— Begin —

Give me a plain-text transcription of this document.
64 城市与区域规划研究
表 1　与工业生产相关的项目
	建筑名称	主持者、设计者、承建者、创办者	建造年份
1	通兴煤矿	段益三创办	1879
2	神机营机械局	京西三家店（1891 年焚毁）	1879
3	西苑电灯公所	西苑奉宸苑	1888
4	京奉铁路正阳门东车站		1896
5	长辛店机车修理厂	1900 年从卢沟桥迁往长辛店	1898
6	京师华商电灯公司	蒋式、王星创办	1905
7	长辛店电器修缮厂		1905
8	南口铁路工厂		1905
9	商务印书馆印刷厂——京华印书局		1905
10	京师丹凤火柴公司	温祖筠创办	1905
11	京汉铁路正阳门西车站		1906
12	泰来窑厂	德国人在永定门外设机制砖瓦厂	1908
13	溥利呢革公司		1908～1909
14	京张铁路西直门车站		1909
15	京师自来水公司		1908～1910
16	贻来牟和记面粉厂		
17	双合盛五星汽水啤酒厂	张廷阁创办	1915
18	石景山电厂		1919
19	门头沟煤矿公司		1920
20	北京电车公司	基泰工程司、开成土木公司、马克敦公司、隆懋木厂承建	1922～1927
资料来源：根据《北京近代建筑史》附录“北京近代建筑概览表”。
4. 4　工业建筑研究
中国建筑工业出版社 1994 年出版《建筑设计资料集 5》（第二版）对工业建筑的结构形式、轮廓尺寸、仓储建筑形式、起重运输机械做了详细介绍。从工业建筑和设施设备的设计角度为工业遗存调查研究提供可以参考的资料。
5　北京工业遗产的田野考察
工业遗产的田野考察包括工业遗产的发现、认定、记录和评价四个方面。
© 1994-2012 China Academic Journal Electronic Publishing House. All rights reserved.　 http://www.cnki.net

— End —

### EXERCISE TASK:
Output the full listing exactly as it stands.

### FULL ANSWER:
Give me a plain-text transcription of this document.
64 城市与区域规划研究
表 1　与工业生产相关的项目
	建筑名称	主持者、设计者、承建者、创办者	建造年份
1	通兴煤矿	段益三创办	1879
2	神机营机械局	京西三家店（1891 年焚毁）	1879
3	西苑电灯公所	西苑奉宸苑	1888
4	京奉铁路正阳门东车站		1896
5	长辛店机车修理厂	1900 年从卢沟桥迁往长辛店	1898
6	京师华商电灯公司	蒋式、王星创办	1905
7	长辛店电器修缮厂		1905
8	南口铁路工厂		1905
9	商务印书馆印刷厂——京华印书局		1905
10	京师丹凤火柴公司	温祖筠创办	1905
11	京汉铁路正阳门西车站		1906
12	泰来窑厂	德国人在永定门外设机制砖瓦厂	1908
13	溥利呢革公司		1908～1909
14	京张铁路西直门车站		1909
15	京师自来水公司		1908～1910
16	贻来牟和记面粉厂		
17	双合盛五星汽水啤酒厂	张廷阁创办	1915
18	石景山电厂		1919
19	门头沟煤矿公司		1920
20	北京电车公司	基泰工程司、开成土木公司、马克敦公司、隆懋木厂承建	1922～1927
资料来源：根据《北京近代建筑史》附录“北京近代建筑概览表”。
4. 4　工业建筑研究
中国建筑工业出版社 1994 年出版《建筑设计资料集 5》（第二版）对工业建筑的结构形式、轮廓尺寸、仓储建筑形式、起重运输机械做了详细介绍。从工业建筑和设施设备的设计角度为工业遗存调查研究提供可以参考的资料。
5　北京工业遗产的田野考察
工业遗产的田野考察包括工业遗产的发现、认定、记录和评价四个方面。
© 1994-2012 China Academic Journal Electronic Publishing House. All rights reserved.　 http://www.cnki.net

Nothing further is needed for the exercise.